What you will do — The records that follow are to be repeated without alteration.

Given records —
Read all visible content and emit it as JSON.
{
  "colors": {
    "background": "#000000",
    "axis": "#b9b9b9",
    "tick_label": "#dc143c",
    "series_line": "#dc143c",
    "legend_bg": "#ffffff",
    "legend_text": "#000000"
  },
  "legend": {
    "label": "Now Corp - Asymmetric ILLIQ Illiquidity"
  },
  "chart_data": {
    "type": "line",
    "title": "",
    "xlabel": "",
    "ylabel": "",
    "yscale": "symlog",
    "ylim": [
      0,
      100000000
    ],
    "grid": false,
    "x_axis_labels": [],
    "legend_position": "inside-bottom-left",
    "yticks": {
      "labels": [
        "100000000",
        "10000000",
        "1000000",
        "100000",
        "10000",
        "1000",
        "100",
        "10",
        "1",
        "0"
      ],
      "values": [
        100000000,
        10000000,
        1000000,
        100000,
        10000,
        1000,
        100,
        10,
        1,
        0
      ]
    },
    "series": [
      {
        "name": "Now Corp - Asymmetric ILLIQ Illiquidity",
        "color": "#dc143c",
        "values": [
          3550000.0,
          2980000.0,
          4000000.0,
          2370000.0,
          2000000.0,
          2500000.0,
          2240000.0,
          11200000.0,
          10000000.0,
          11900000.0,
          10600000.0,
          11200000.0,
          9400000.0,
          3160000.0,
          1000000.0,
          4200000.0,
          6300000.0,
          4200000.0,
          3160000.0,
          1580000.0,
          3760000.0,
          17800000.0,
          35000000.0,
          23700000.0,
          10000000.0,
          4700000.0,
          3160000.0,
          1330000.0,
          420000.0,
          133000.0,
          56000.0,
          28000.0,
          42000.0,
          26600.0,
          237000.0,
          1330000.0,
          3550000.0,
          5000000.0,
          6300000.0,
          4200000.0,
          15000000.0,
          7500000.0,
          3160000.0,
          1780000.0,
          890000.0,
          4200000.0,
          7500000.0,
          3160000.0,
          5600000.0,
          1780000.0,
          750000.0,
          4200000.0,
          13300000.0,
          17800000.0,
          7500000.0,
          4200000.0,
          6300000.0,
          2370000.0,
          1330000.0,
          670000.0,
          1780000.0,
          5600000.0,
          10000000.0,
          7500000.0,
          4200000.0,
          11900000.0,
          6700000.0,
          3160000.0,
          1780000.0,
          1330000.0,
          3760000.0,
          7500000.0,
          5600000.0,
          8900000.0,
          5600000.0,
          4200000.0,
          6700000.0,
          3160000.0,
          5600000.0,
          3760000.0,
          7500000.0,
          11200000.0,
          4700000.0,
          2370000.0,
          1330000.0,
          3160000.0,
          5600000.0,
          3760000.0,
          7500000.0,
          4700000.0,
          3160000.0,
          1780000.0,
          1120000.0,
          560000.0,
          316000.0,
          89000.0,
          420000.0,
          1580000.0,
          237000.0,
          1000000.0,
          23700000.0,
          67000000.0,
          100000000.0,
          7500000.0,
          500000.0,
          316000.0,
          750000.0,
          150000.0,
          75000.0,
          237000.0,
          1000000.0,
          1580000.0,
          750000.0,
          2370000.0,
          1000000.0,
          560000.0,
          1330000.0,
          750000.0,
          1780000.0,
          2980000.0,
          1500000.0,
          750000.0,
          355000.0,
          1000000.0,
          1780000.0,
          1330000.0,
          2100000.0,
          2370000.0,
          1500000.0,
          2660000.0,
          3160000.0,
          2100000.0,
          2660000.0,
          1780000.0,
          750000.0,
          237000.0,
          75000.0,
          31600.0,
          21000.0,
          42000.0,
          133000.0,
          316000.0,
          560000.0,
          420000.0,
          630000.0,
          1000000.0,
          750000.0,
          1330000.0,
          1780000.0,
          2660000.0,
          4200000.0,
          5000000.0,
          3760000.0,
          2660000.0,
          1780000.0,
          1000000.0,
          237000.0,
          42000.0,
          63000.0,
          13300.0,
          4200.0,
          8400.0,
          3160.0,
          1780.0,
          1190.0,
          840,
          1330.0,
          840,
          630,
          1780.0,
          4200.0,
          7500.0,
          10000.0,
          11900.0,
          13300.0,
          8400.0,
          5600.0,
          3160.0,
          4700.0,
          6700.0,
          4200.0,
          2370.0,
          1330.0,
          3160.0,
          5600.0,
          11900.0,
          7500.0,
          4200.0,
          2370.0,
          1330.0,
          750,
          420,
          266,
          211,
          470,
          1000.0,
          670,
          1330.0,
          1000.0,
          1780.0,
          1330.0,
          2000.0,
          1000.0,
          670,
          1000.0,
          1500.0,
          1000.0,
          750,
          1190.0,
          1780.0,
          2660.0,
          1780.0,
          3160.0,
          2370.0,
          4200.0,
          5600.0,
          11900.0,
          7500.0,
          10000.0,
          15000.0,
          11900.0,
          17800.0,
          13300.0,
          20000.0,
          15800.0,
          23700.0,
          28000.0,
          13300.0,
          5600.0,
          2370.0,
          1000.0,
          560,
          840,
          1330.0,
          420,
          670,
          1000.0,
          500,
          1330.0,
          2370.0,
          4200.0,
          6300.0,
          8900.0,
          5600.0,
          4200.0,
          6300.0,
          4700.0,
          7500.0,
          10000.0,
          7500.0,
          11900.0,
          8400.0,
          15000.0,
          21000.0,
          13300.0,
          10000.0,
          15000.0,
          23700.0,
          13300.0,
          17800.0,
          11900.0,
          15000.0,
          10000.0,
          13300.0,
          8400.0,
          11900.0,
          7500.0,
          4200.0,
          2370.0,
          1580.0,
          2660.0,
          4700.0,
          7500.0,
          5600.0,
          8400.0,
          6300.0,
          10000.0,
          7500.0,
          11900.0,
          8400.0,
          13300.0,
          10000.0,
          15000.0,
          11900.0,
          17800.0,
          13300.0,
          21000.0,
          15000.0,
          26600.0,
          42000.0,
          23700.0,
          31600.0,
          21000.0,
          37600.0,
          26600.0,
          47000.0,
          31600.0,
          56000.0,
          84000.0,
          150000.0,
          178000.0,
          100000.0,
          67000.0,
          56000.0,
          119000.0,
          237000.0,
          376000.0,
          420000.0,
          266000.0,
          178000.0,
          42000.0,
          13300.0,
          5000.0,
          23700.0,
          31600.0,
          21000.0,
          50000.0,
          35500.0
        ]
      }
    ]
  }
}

Answer for the task —
Read all visible content and emit it as JSON.
{
  "colors": {
    "background": "#000000",
    "axis": "#b9b9b9",
    "tick_label": "#dc143c",
    "series_line": "#dc143c",
    "legend_bg": "#ffffff",
    "legend_text": "#000000"
  },
  "legend": {
    "label": "Now Corp - Asymmetric ILLIQ Illiquidity"
  },
  "chart_data": {
    "type": "line",
    "title": "",
    "xlabel": "",
    "ylabel": "",
    "yscale": "symlog",
    "ylim": [
      0,
      100000000
    ],
    "grid": false,
    "x_axis_labels": [],
    "legend_position": "inside-bottom-left",
    "yticks": {
      "labels": [
        "100000000",
        "10000000",
        "1000000",
        "100000",
        "10000",
        "1000",
        "100",
        "10",
        "1",
        "0"
      ],
      "values": [
        100000000,
        10000000,
        1000000,
        100000,
        10000,
        1000,
        100,
        10,
        1,
        0
      ]
    },
    "series": [
      {
        "name": "Now Corp - Asymmetric ILLIQ Illiquidity",
        "color": "#dc143c",
        "values": [
          3550000.0,
          2980000.0,
          4000000.0,
          2370000.0,
          2000000.0,
          2500000.0,
          2240000.0,
          11200000.0,
          10000000.0,
          11900000.0,
          10600000.0,
          11200000.0,
          9400000.0,
          3160000.0,
          1000000.0,
          4200000.0,
          6300000.0,
          4200000.0,
          3160000.0,
          1580000.0,
          3760000.0,
          17800000.0,
          35000000.0,
          23700000.0,
          10000000.0,
          4700000.0,
          3160000.0,
          1330000.0,
          420000.0,
          133000.0,
          56000.0,
          28000.0,
          42000.0,
          26600.0,
          237000.0,
          1330000.0,
          3550000.0,
          5000000.0,
          6300000.0,
          4200000.0,
          15000000.0,
          7500000.0,
          3160000.0,
          1780000.0,
          890000.0,
          4200000.0,
          7500000.0,
          3160000.0,
          5600000.0,
          1780000.0,
          750000.0,
          4200000.0,
          13300000.0,
          17800000.0,
          7500000.0,
          4200000.0,
          6300000.0,
          2370000.0,
          1330000.0,
          670000.0,
          1780000.0,
          5600000.0,
          10000000.0,
          7500000.0,
          4200000.0,
          11900000.0,
          6700000.0,
          3160000.0,
          1780000.0,
          1330000.0,
          3760000.0,
          7500000.0,
          5600000.0,
          8900000.0,
          5600000.0,
          4200000.0,
          6700000.0,
          3160000.0,
          5600000.0,
          3760000.0,
          7500000.0,
          11200000.0,
          4700000.0,
          2370000.0,
          1330000.0,
          3160000.0,
          5600000.0,
          3760000.0,
          7500000.0,
          4700000.0,
          3160000.0,
          1780000.0,
          1120000.0,
          560000.0,
          316000.0,
          89000.0,
          420000.0,
          1580000.0,
          237000.0,
          1000000.0,
          23700000.0,
          67000000.0,
          100000000.0,
          7500000.0,
          500000.0,
          316000.0,
          750000.0,
          150000.0,
          75000.0,
          237000.0,
          1000000.0,
          1580000.0,
          750000.0,
          2370000.0,
          1000000.0,
          560000.0,
          1330000.0,
          750000.0,
          1780000.0,
          2980000.0,
          1500000.0,
          750000.0,
          355000.0,
          1000000.0,
          1780000.0,
          1330000.0,
          2100000.0,
          2370000.0,
          1500000.0,
          2660000.0,
          3160000.0,
          2100000.0,
          2660000.0,
          1780000.0,
          750000.0,
          237000.0,
          75000.0,
          31600.0,
          21000.0,
          42000.0,
          133000.0,
          316000.0,
          560000.0,
          420000.0,
          630000.0,
          1000000.0,
          750000.0,
          1330000.0,
          1780000.0,
          2660000.0,
          4200000.0,
          5000000.0,
          3760000.0,
          2660000.0,
          1780000.0,
          1000000.0,
          237000.0,
          42000.0,
          63000.0,
          13300.0,
          4200.0,
          8400.0,
          3160.0,
          1780.0,
          1190.0,
          840,
          1330.0,
          840,
          630,
          1780.0,
          4200.0,
          7500.0,
          10000.0,
          11900.0,
          13300.0,
          8400.0,
          5600.0,
          3160.0,
          4700.0,
          6700.0,
          4200.0,
          2370.0,
          1330.0,
          3160.0,
          5600.0,
          11900.0,
          7500.0,
          4200.0,
          2370.0,
          1330.0,
          750,
          420,
          266,
          211,
          470,
          1000.0,
          670,
          1330.0,
          1000.0,
          1780.0,
          1330.0,
          2000.0,
          1000.0,
          670,
          1000.0,
          1500.0,
          1000.0,
          750,
          1190.0,
          1780.0,
          2660.0,
          1780.0,
          3160.0,
          2370.0,
          4200.0,
          5600.0,
          11900.0,
          7500.0,
          10000.0,
          15000.0,
          11900.0,
          17800.0,
          13300.0,
          20000.0,
          15800.0,
          23700.0,
          28000.0,
          13300.0,
          5600.0,
          2370.0,
          1000.0,
          560,
          840,
          1330.0,
          420,
          670,
          1000.0,
          500,
          1330.0,
          2370.0,
          4200.0,
          6300.0,
          8900.0,
          5600.0,
          4200.0,
          6300.0,
          4700.0,
          7500.0,
          10000.0,
          7500.0,
          11900.0,
          8400.0,
          15000.0,
          21000.0,
          13300.0,
          10000.0,
          15000.0,
          23700.0,
          13300.0,
          17800.0,
          11900.0,
          15000.0,
          10000.0,
          13300.0,
          8400.0,
          11900.0,
          7500.0,
          4200.0,
          2370.0,
          1580.0,
          2660.0,
          4700.0,
          7500.0,
          5600.0,
          8400.0,
          6300.0,
          10000.0,
          7500.0,
          11900.0,
          8400.0,
          13300.0,
          10000.0,
          15000.0,
          11900.0,
          17800.0,
          13300.0,
          21000.0,
          15000.0,
          26600.0,
          42000.0,
          23700.0,
          31600.0,
          21000.0,
          37600.0,
          26600.0,
          47000.0,
          31600.0,
          56000.0,
          84000.0,
          150000.0,
          178000.0,
          100000.0,
          67000.0,
          56000.0,
          119000.0,
          237000.0,
          376000.0,
          420000.0,
          266000.0,
          178000.0,
          42000.0,
          13300.0,
          5000.0,
          23700.0,
          31600.0,
          21000.0,
          50000.0,
          35500.0
        ]
      }
    ]
  }
}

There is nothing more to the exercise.